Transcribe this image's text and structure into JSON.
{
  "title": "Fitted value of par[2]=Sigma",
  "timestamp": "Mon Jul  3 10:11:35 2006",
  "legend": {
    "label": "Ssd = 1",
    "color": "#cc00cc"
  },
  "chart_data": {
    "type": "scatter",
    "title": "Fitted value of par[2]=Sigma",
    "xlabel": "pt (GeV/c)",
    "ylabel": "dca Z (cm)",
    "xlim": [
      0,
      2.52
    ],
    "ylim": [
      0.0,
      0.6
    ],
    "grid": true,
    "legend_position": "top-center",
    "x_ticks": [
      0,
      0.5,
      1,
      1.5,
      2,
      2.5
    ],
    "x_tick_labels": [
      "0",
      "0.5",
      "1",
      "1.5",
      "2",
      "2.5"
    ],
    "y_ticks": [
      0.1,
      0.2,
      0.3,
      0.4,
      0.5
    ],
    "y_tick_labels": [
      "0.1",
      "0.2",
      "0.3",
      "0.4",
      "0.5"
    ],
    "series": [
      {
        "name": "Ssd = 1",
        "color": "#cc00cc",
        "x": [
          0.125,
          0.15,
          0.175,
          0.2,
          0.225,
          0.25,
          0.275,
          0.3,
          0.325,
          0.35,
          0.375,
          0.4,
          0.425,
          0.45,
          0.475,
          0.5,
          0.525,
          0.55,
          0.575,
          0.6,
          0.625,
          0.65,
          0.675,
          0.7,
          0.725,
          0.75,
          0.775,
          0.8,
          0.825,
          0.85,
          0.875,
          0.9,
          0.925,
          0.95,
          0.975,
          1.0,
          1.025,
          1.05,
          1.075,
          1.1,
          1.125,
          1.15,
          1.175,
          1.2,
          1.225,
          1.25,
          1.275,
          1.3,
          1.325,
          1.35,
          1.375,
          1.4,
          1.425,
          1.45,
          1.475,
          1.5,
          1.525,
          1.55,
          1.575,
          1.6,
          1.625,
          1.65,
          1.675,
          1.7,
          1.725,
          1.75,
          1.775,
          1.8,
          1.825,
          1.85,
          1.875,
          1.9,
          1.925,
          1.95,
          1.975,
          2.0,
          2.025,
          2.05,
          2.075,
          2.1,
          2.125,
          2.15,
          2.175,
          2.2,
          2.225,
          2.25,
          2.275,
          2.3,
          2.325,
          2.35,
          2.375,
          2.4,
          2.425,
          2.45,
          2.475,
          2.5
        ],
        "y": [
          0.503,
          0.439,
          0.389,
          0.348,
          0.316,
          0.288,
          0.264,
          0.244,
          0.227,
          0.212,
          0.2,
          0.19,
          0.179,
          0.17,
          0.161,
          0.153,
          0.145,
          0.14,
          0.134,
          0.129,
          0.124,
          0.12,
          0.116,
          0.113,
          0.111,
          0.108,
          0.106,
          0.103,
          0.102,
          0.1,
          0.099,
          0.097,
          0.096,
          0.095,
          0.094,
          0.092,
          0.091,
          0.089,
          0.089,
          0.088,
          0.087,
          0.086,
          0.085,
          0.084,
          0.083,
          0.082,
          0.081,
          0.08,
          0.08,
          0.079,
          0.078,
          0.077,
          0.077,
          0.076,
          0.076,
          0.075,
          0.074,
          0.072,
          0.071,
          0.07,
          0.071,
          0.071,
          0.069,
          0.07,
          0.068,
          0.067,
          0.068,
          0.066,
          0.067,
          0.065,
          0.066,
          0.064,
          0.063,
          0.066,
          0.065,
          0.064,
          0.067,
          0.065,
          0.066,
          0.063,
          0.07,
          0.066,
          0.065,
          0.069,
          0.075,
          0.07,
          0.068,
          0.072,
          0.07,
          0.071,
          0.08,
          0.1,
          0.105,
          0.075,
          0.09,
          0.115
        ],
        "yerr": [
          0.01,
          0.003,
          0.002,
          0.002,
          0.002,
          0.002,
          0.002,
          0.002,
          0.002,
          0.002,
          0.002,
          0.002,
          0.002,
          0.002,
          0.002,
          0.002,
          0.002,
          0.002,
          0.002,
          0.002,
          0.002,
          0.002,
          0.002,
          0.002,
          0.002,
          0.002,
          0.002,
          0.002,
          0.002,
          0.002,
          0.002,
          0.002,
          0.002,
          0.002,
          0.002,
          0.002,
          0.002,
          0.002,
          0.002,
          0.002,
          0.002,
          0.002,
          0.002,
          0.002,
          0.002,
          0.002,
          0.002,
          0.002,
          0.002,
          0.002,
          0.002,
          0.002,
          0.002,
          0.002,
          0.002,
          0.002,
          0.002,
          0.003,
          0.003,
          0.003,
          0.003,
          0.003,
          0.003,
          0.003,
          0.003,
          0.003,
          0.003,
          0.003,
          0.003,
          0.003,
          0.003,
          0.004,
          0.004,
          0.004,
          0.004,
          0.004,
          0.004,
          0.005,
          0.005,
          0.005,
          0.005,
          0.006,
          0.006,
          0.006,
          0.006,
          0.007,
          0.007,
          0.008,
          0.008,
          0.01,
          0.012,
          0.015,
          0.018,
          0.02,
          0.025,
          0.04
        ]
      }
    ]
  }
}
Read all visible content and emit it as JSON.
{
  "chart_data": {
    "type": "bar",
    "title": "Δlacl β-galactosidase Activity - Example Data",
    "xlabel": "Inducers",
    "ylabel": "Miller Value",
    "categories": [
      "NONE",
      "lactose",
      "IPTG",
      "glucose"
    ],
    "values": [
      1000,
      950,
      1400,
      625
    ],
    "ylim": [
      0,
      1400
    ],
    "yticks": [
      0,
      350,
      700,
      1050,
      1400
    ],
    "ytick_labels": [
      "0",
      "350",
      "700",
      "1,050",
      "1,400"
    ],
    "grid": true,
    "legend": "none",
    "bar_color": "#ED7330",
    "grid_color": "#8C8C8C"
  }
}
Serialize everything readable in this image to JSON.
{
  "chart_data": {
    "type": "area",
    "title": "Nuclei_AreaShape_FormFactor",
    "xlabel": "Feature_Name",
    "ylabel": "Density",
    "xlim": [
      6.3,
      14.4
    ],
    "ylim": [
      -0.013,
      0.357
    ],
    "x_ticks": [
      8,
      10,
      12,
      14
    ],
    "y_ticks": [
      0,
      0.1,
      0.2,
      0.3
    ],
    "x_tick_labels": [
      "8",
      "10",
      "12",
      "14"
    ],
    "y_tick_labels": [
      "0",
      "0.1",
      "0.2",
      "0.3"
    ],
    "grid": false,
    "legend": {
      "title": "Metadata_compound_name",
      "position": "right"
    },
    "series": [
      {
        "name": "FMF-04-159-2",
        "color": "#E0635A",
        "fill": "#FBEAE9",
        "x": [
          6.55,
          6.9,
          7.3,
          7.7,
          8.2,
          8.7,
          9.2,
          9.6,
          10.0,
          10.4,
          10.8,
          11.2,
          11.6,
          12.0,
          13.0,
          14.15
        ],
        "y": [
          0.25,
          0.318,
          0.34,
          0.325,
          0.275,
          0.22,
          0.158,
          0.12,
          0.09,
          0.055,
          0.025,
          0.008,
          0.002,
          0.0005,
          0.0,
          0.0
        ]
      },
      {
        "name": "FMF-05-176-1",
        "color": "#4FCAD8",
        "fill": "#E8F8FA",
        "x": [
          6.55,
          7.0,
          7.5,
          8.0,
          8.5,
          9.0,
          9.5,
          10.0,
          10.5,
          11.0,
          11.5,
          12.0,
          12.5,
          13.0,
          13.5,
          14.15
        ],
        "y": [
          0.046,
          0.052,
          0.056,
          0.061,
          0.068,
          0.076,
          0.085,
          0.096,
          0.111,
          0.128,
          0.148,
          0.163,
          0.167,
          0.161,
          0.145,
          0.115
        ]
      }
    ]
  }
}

__YOUR INSTRUCTIONS__. Repeat the listing exactly, from its first line to its last.

__FINAL RESULT__.
Transcribe this image's text and structure into JSON.
{
  "title": "Fitted value of par[2]=Sigma",
  "timestamp": "Mon Jul  3 10:11:35 2006",
  "legend": {
    "label": "Ssd = 1",
    "color": "#cc00cc"
  },
  "chart_data": {
    "type": "scatter",
    "title": "Fitted value of par[2]=Sigma",
    "xlabel": "pt (GeV/c)",
    "ylabel": "dca Z (cm)",
    "xlim": [
      0,
      2.52
    ],
    "ylim": [
      0.0,
      0.6
    ],
    "grid": true,
    "legend_position": "top-center",
    "x_ticks": [
      0,
      0.5,
      1,
      1.5,
      2,
      2.5
    ],
    "x_tick_labels": [
      "0",
      "0.5",
      "1",
      "1.5",
      "2",
      "2.5"
    ],
    "y_ticks": [
      0.1,
      0.2,
      0.3,
      0.4,
      0.5
    ],
    "y_tick_labels": [
      "0.1",
      "0.2",
      "0.3",
      "0.4",
      "0.5"
    ],
    "series": [
      {
        "name": "Ssd = 1",
        "color": "#cc00cc",
        "x": [
          0.125,
          0.15,
          0.175,
          0.2,
          0.225,
          0.25,
          0.275,
          0.3,
          0.325,
          0.35,
          0.375,
          0.4,
          0.425,
          0.45,
          0.475,
          0.5,
          0.525,
          0.55,
          0.575,
          0.6,
          0.625,
          0.65,
          0.675,
          0.7,
          0.725,
          0.75,
          0.775,
          0.8,
          0.825,
          0.85,
          0.875,
          0.9,
          0.925,
          0.95,
          0.975,
          1.0,
          1.025,
          1.05,
          1.075,
          1.1,
          1.125,
          1.15,
          1.175,
          1.2,
          1.225,
          1.25,
          1.275,
          1.3,
          1.325,
          1.35,
          1.375,
          1.4,
          1.425,
          1.45,
          1.475,
          1.5,
          1.525,
          1.55,
          1.575,
          1.6,
          1.625,
          1.65,
          1.675,
          1.7,
          1.725,
          1.75,
          1.775,
          1.8,
          1.825,
          1.85,
          1.875,
          1.9,
          1.925,
          1.95,
          1.975,
          2.0,
          2.025,
          2.05,
          2.075,
          2.1,
          2.125,
          2.15,
          2.175,
          2.2,
          2.225,
          2.25,
          2.275,
          2.3,
          2.325,
          2.35,
          2.375,
          2.4,
          2.425,
          2.45,
          2.475,
          2.5
        ],
        "y": [
          0.503,
          0.439,
          0.389,
          0.348,
          0.316,
          0.288,
          0.264,
          0.244,
          0.227,
          0.212,
          0.2,
          0.19,
          0.179,
          0.17,
          0.161,
          0.153,
          0.145,
          0.14,
          0.134,
          0.129,
          0.124,
          0.12,
          0.116,
          0.113,
          0.111,
          0.108,
          0.106,
          0.103,
          0.102,
          0.1,
          0.099,
          0.097,
          0.096,
          0.095,
          0.094,
          0.092,
          0.091,
          0.089,
          0.089,
          0.088,
          0.087,
          0.086,
          0.085,
          0.084,
          0.083,
          0.082,
          0.081,
          0.08,
          0.08,
          0.079,
          0.078,
          0.077,
          0.077,
          0.076,
          0.076,
          0.075,
          0.074,
          0.072,
          0.071,
          0.07,
          0.071,
          0.071,
          0.069,
          0.07,
          0.068,
          0.067,
          0.068,
          0.066,
          0.067,
          0.065,
          0.066,
          0.064,
          0.063,
          0.066,
          0.065,
          0.064,
          0.067,
          0.065,
          0.066,
          0.063,
          0.07,
          0.066,
          0.065,
          0.069,
          0.075,
          0.07,
          0.068,
          0.072,
          0.07,
          0.071,
          0.08,
          0.1,
          0.105,
          0.075,
          0.09,
          0.115
        ],
        "yerr": [
          0.01,
          0.003,
          0.002,
          0.002,
          0.002,
          0.002,
          0.002,
          0.002,
          0.002,
          0.002,
          0.002,
          0.002,
          0.002,
          0.002,
          0.002,
          0.002,
          0.002,
          0.002,
          0.002,
          0.002,
          0.002,
          0.002,
          0.002,
          0.002,
          0.002,
          0.002,
          0.002,
          0.002,
          0.002,
          0.002,
          0.002,
          0.002,
          0.002,
          0.002,
          0.002,
          0.002,
          0.002,
          0.002,
          0.002,
          0.002,
          0.002,
          0.002,
          0.002,
          0.002,
          0.002,
          0.002,
          0.002,
          0.002,
          0.002,
          0.002,
          0.002,
          0.002,
          0.002,
          0.002,
          0.002,
          0.002,
          0.002,
          0.003,
          0.003,
          0.003,
          0.003,
          0.003,
          0.003,
          0.003,
          0.003,
          0.003,
          0.003,
          0.003,
          0.003,
          0.003,
          0.003,
          0.004,
          0.004,
          0.004,
          0.004,
          0.004,
          0.004,
          0.005,
          0.005,
          0.005,
          0.005,
          0.006,
          0.006,
          0.006,
          0.006,
          0.007,
          0.007,
          0.008,
          0.008,
          0.01,
          0.012,
          0.015,
          0.018,
          0.02,
          0.025,
          0.04
        ]
      }
    ]
  }
}
Read all visible content and emit it as JSON.
{
  "chart_data": {
    "type": "bar",
    "title": "Δlacl β-galactosidase Activity - Example Data",
    "xlabel": "Inducers",
    "ylabel": "Miller Value",
    "categories": [
      "NONE",
      "lactose",
      "IPTG",
      "glucose"
    ],
    "values": [
      1000,
      950,
      1400,
      625
    ],
    "ylim": [
      0,
      1400
    ],
    "yticks": [
      0,
      350,
      700,
      1050,
      1400
    ],
    "ytick_labels": [
      "0",
      "350",
      "700",
      "1,050",
      "1,400"
    ],
    "grid": true,
    "legend": "none",
    "bar_color": "#ED7330",
    "grid_color": "#8C8C8C"
  }
}
Serialize everything readable in this image to JSON.
{
  "chart_data": {
    "type": "area",
    "title": "Nuclei_AreaShape_FormFactor",
    "xlabel": "Feature_Name",
    "ylabel": "Density",
    "xlim": [
      6.3,
      14.4
    ],
    "ylim": [
      -0.013,
      0.357
    ],
    "x_ticks": [
      8,
      10,
      12,
      14
    ],
    "y_ticks": [
      0,
      0.1,
      0.2,
      0.3
    ],
    "x_tick_labels": [
      "8",
      "10",
      "12",
      "14"
    ],
    "y_tick_labels": [
      "0",
      "0.1",
      "0.2",
      "0.3"
    ],
    "grid": false,
    "legend": {
      "title": "Metadata_compound_name",
      "position": "right"
    },
    "series": [
      {
        "name": "FMF-04-159-2",
        "color": "#E0635A",
        "fill": "#FBEAE9",
        "x": [
          6.55,
          6.9,
          7.3,
          7.7,
          8.2,
          8.7,
          9.2,
          9.6,
          10.0,
          10.4,
          10.8,
          11.2,
          11.6,
          12.0,
          13.0,
          14.15
        ],
        "y": [
          0.25,
          0.318,
          0.34,
          0.325,
          0.275,
          0.22,
          0.158,
          0.12,
          0.09,
          0.055,
          0.025,
          0.008,
          0.002,
          0.0005,
          0.0,
          0.0
        ]
      },
      {
        "name": "FMF-05-176-1",
        "color": "#4FCAD8",
        "fill": "#E8F8FA",
        "x": [
          6.55,
          7.0,
          7.5,
          8.0,
          8.5,
          9.0,
          9.5,
          10.0,
          10.5,
          11.0,
          11.5,
          12.0,
          12.5,
          13.0,
          13.5,
          14.15
        ],
        "y": [
          0.046,
          0.052,
          0.056,
          0.061,
          0.068,
          0.076,
          0.085,
          0.096,
          0.111,
          0.128,
          0.148,
          0.163,
          0.167,
          0.161,
          0.145,
          0.115
        ]
      }
    ]
  }
}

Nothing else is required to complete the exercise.